**EXERCISE GOAL:** Locate and copy all lines bearing the word "JSON".

────────

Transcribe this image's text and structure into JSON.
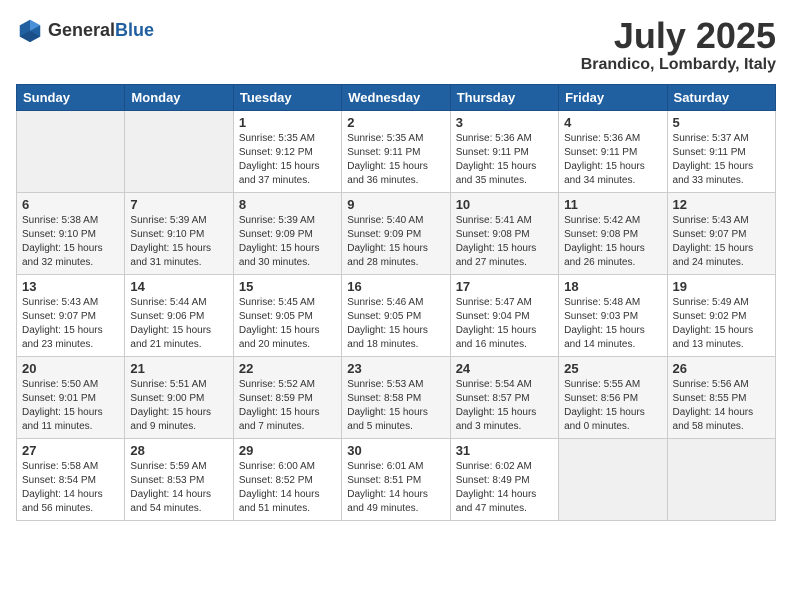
{
  "header": {
    "logo_general": "General",
    "logo_blue": "Blue",
    "month_title": "July 2025",
    "location": "Brandico, Lombardy, Italy"
  },
  "weekdays": [
    "Sunday",
    "Monday",
    "Tuesday",
    "Wednesday",
    "Thursday",
    "Friday",
    "Saturday"
  ],
  "weeks": [
    [
      {
        "day": "",
        "detail": ""
      },
      {
        "day": "",
        "detail": ""
      },
      {
        "day": "1",
        "detail": "Sunrise: 5:35 AM\nSunset: 9:12 PM\nDaylight: 15 hours and 37 minutes."
      },
      {
        "day": "2",
        "detail": "Sunrise: 5:35 AM\nSunset: 9:11 PM\nDaylight: 15 hours and 36 minutes."
      },
      {
        "day": "3",
        "detail": "Sunrise: 5:36 AM\nSunset: 9:11 PM\nDaylight: 15 hours and 35 minutes."
      },
      {
        "day": "4",
        "detail": "Sunrise: 5:36 AM\nSunset: 9:11 PM\nDaylight: 15 hours and 34 minutes."
      },
      {
        "day": "5",
        "detail": "Sunrise: 5:37 AM\nSunset: 9:11 PM\nDaylight: 15 hours and 33 minutes."
      }
    ],
    [
      {
        "day": "6",
        "detail": "Sunrise: 5:38 AM\nSunset: 9:10 PM\nDaylight: 15 hours and 32 minutes."
      },
      {
        "day": "7",
        "detail": "Sunrise: 5:39 AM\nSunset: 9:10 PM\nDaylight: 15 hours and 31 minutes."
      },
      {
        "day": "8",
        "detail": "Sunrise: 5:39 AM\nSunset: 9:09 PM\nDaylight: 15 hours and 30 minutes."
      },
      {
        "day": "9",
        "detail": "Sunrise: 5:40 AM\nSunset: 9:09 PM\nDaylight: 15 hours and 28 minutes."
      },
      {
        "day": "10",
        "detail": "Sunrise: 5:41 AM\nSunset: 9:08 PM\nDaylight: 15 hours and 27 minutes."
      },
      {
        "day": "11",
        "detail": "Sunrise: 5:42 AM\nSunset: 9:08 PM\nDaylight: 15 hours and 26 minutes."
      },
      {
        "day": "12",
        "detail": "Sunrise: 5:43 AM\nSunset: 9:07 PM\nDaylight: 15 hours and 24 minutes."
      }
    ],
    [
      {
        "day": "13",
        "detail": "Sunrise: 5:43 AM\nSunset: 9:07 PM\nDaylight: 15 hours and 23 minutes."
      },
      {
        "day": "14",
        "detail": "Sunrise: 5:44 AM\nSunset: 9:06 PM\nDaylight: 15 hours and 21 minutes."
      },
      {
        "day": "15",
        "detail": "Sunrise: 5:45 AM\nSunset: 9:05 PM\nDaylight: 15 hours and 20 minutes."
      },
      {
        "day": "16",
        "detail": "Sunrise: 5:46 AM\nSunset: 9:05 PM\nDaylight: 15 hours and 18 minutes."
      },
      {
        "day": "17",
        "detail": "Sunrise: 5:47 AM\nSunset: 9:04 PM\nDaylight: 15 hours and 16 minutes."
      },
      {
        "day": "18",
        "detail": "Sunrise: 5:48 AM\nSunset: 9:03 PM\nDaylight: 15 hours and 14 minutes."
      },
      {
        "day": "19",
        "detail": "Sunrise: 5:49 AM\nSunset: 9:02 PM\nDaylight: 15 hours and 13 minutes."
      }
    ],
    [
      {
        "day": "20",
        "detail": "Sunrise: 5:50 AM\nSunset: 9:01 PM\nDaylight: 15 hours and 11 minutes."
      },
      {
        "day": "21",
        "detail": "Sunrise: 5:51 AM\nSunset: 9:00 PM\nDaylight: 15 hours and 9 minutes."
      },
      {
        "day": "22",
        "detail": "Sunrise: 5:52 AM\nSunset: 8:59 PM\nDaylight: 15 hours and 7 minutes."
      },
      {
        "day": "23",
        "detail": "Sunrise: 5:53 AM\nSunset: 8:58 PM\nDaylight: 15 hours and 5 minutes."
      },
      {
        "day": "24",
        "detail": "Sunrise: 5:54 AM\nSunset: 8:57 PM\nDaylight: 15 hours and 3 minutes."
      },
      {
        "day": "25",
        "detail": "Sunrise: 5:55 AM\nSunset: 8:56 PM\nDaylight: 15 hours and 0 minutes."
      },
      {
        "day": "26",
        "detail": "Sunrise: 5:56 AM\nSunset: 8:55 PM\nDaylight: 14 hours and 58 minutes."
      }
    ],
    [
      {
        "day": "27",
        "detail": "Sunrise: 5:58 AM\nSunset: 8:54 PM\nDaylight: 14 hours and 56 minutes."
      },
      {
        "day": "28",
        "detail": "Sunrise: 5:59 AM\nSunset: 8:53 PM\nDaylight: 14 hours and 54 minutes."
      },
      {
        "day": "29",
        "detail": "Sunrise: 6:00 AM\nSunset: 8:52 PM\nDaylight: 14 hours and 51 minutes."
      },
      {
        "day": "30",
        "detail": "Sunrise: 6:01 AM\nSunset: 8:51 PM\nDaylight: 14 hours and 49 minutes."
      },
      {
        "day": "31",
        "detail": "Sunrise: 6:02 AM\nSunset: 8:49 PM\nDaylight: 14 hours and 47 minutes."
      },
      {
        "day": "",
        "detail": ""
      },
      {
        "day": "",
        "detail": ""
      }
    ]
  ]
}
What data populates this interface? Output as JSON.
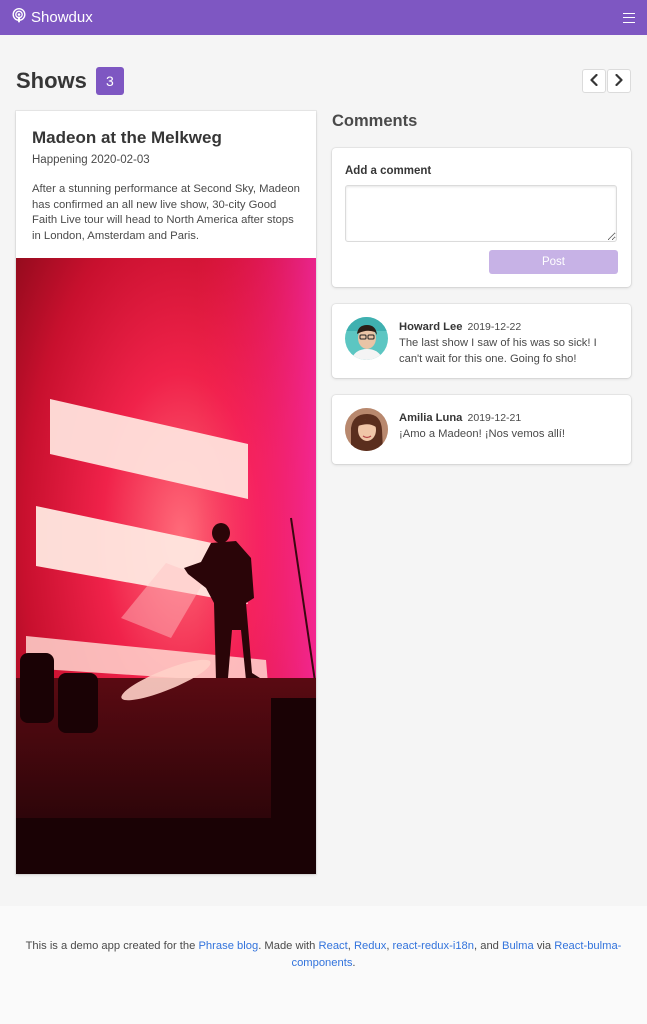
{
  "navbar": {
    "brand": "Showdux",
    "brand_icon": "podcast-icon",
    "menu_icon": "hamburger-icon",
    "background_color": "#7e57c2"
  },
  "shows": {
    "title": "Shows",
    "count": "3",
    "prev_icon": "chevron-left-icon",
    "next_icon": "chevron-right-icon"
  },
  "show": {
    "title": "Madeon at the Melkweg",
    "date": "Happening 2020-02-03",
    "description": "After a stunning performance at Second Sky, Madeon has confirmed an all new live show, 30-city Good Faith Live tour will head to North America after stops in London, Amsterdam and Paris."
  },
  "comments": {
    "heading": "Comments",
    "form": {
      "label": "Add a comment",
      "value": "",
      "post_label": "Post"
    },
    "items": [
      {
        "author": "Howard Lee",
        "date": "2019-12-22",
        "text": "The last show I saw of his was so sick! I can't wait for this one. Going fo sho!"
      },
      {
        "author": "Amilia Luna",
        "date": "2019-12-21",
        "text": "¡Amo a Madeon! ¡Nos vemos allí!"
      }
    ]
  },
  "footer": {
    "text_1": "This is a demo app created for the ",
    "link_1": "Phrase blog",
    "text_2": ". Made with ",
    "link_2": "React",
    "text_3": ", ",
    "link_3": "Redux",
    "text_4": ", ",
    "link_4": "react-redux-i18n",
    "text_5": ", and ",
    "link_5": "Bulma",
    "text_6": " via ",
    "link_6": "React-bulma-components",
    "text_7": ".",
    "link_color": "#3273dc"
  }
}
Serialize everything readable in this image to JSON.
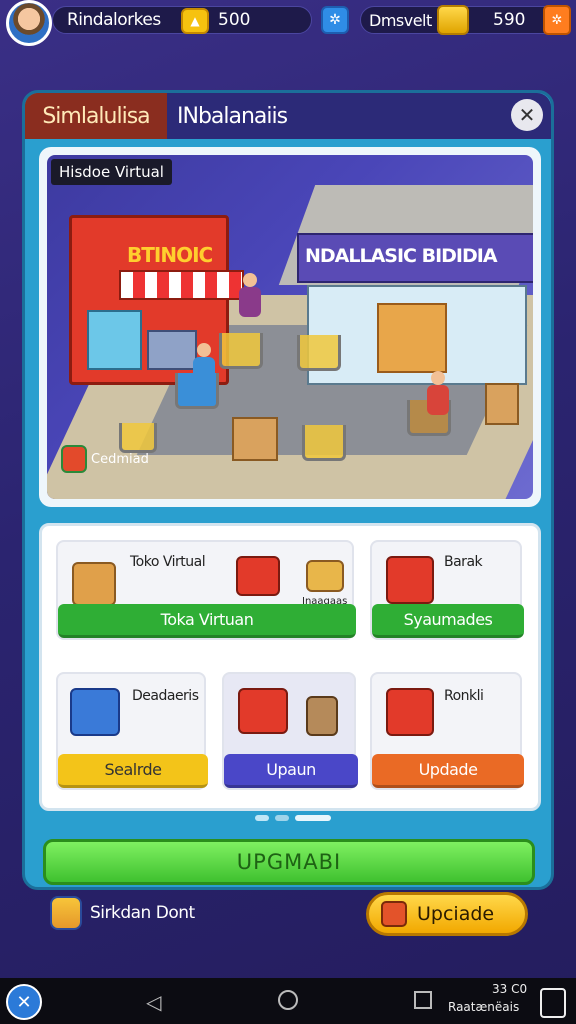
{
  "topbar": {
    "player_name": "Rindalorkes",
    "coins": "500",
    "right_name": "Dmsvelt",
    "gold": "590",
    "icons": [
      "avatar",
      "coin-icon",
      "blue-gear-icon",
      "gold-bar-icon",
      "orange-gear-icon"
    ]
  },
  "panel": {
    "tab_active": "Simlalulisa",
    "tab_inactive": "INbalanaiis",
    "close": "✕",
    "scene_label": "Hisdoe Virtual",
    "sign_left": "BTINOIC",
    "sign_right": "NDALLASIC BIDIDIA",
    "scene_badge": "Cedmiad"
  },
  "cards": [
    {
      "label": "Toko Virtual",
      "sub": "Inaagaas",
      "button": "Toka Virtuan",
      "color": "#2fae35"
    },
    {
      "label": "Barak",
      "sub": "",
      "button": "Syaumades",
      "color": "#2fae35"
    },
    {
      "label": "Deadaeris",
      "sub": "",
      "button": "Sealrde",
      "color": "#f3c419"
    },
    {
      "label": "",
      "sub": "",
      "button": "Upaun",
      "color": "#4a47c8"
    },
    {
      "label": "Ronkli",
      "sub": "",
      "button": "Updade",
      "color": "#ea6a25"
    }
  ],
  "big_button": "UPGMABI",
  "bottom": {
    "left_text": "Sirkdan Dont",
    "update_button": "Upciade"
  },
  "navbar": {
    "time": "33 C0",
    "status": "Raatænëais"
  }
}
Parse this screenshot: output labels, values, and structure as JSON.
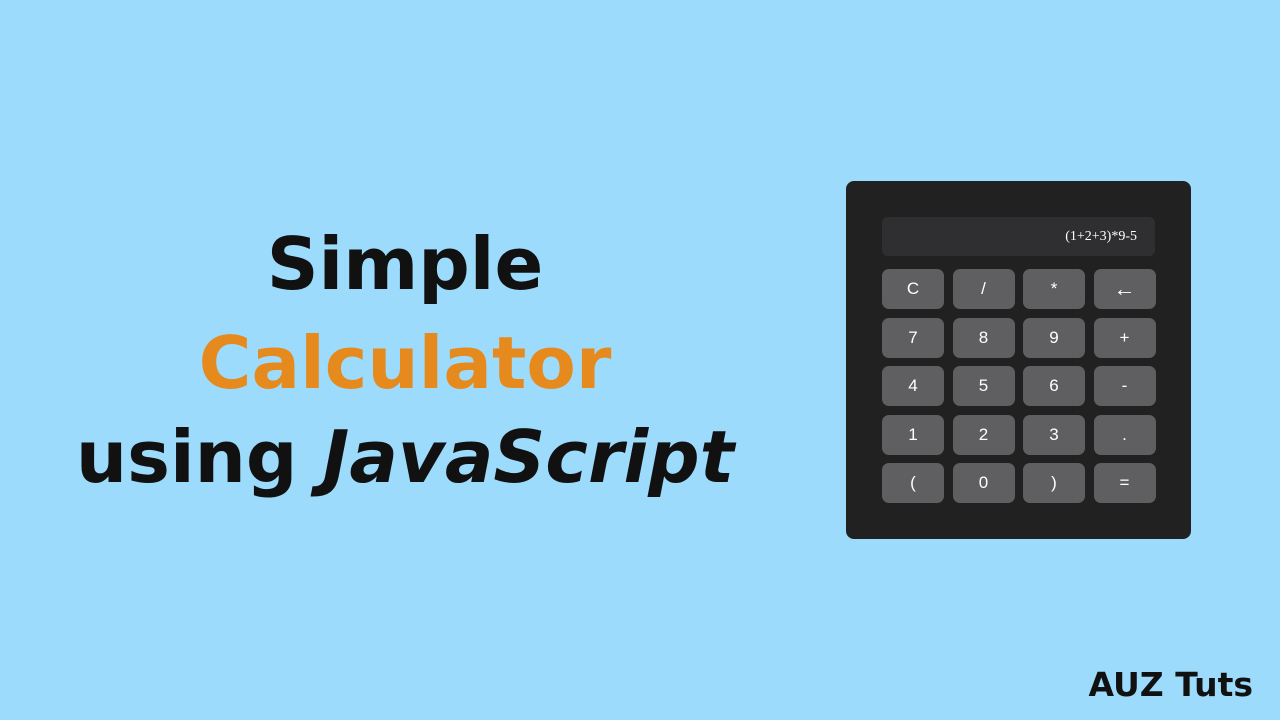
{
  "headline": {
    "line1": "Simple",
    "line2": "Calculator",
    "line3_part1": "using ",
    "line3_part2": "JavaScript",
    "colors": {
      "primary": "#111111",
      "accent": "#e68a1e"
    }
  },
  "calculator": {
    "display": "(1+2+3)*9-5",
    "keys": [
      [
        "C",
        "/",
        "*",
        "←"
      ],
      [
        "7",
        "8",
        "9",
        "+"
      ],
      [
        "4",
        "5",
        "6",
        "-"
      ],
      [
        "1",
        "2",
        "3",
        "."
      ],
      [
        "(",
        "0",
        ")",
        "="
      ]
    ]
  },
  "brand": "AUZ Tuts",
  "colors": {
    "background": "#9cdbfc",
    "calculator_body": "#212121",
    "display_bg": "#2f2f32",
    "key_bg": "#5f5f61",
    "key_text": "#ffffff"
  }
}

────────

**REPLY TO THE TASK:**
Transcribe this image's text and structure into JSON.
What data populates this interface? Output as JSON.
Serialize everything readable in this image to JSON.
Parse this screenshot: output labels, values, and structure as JSON.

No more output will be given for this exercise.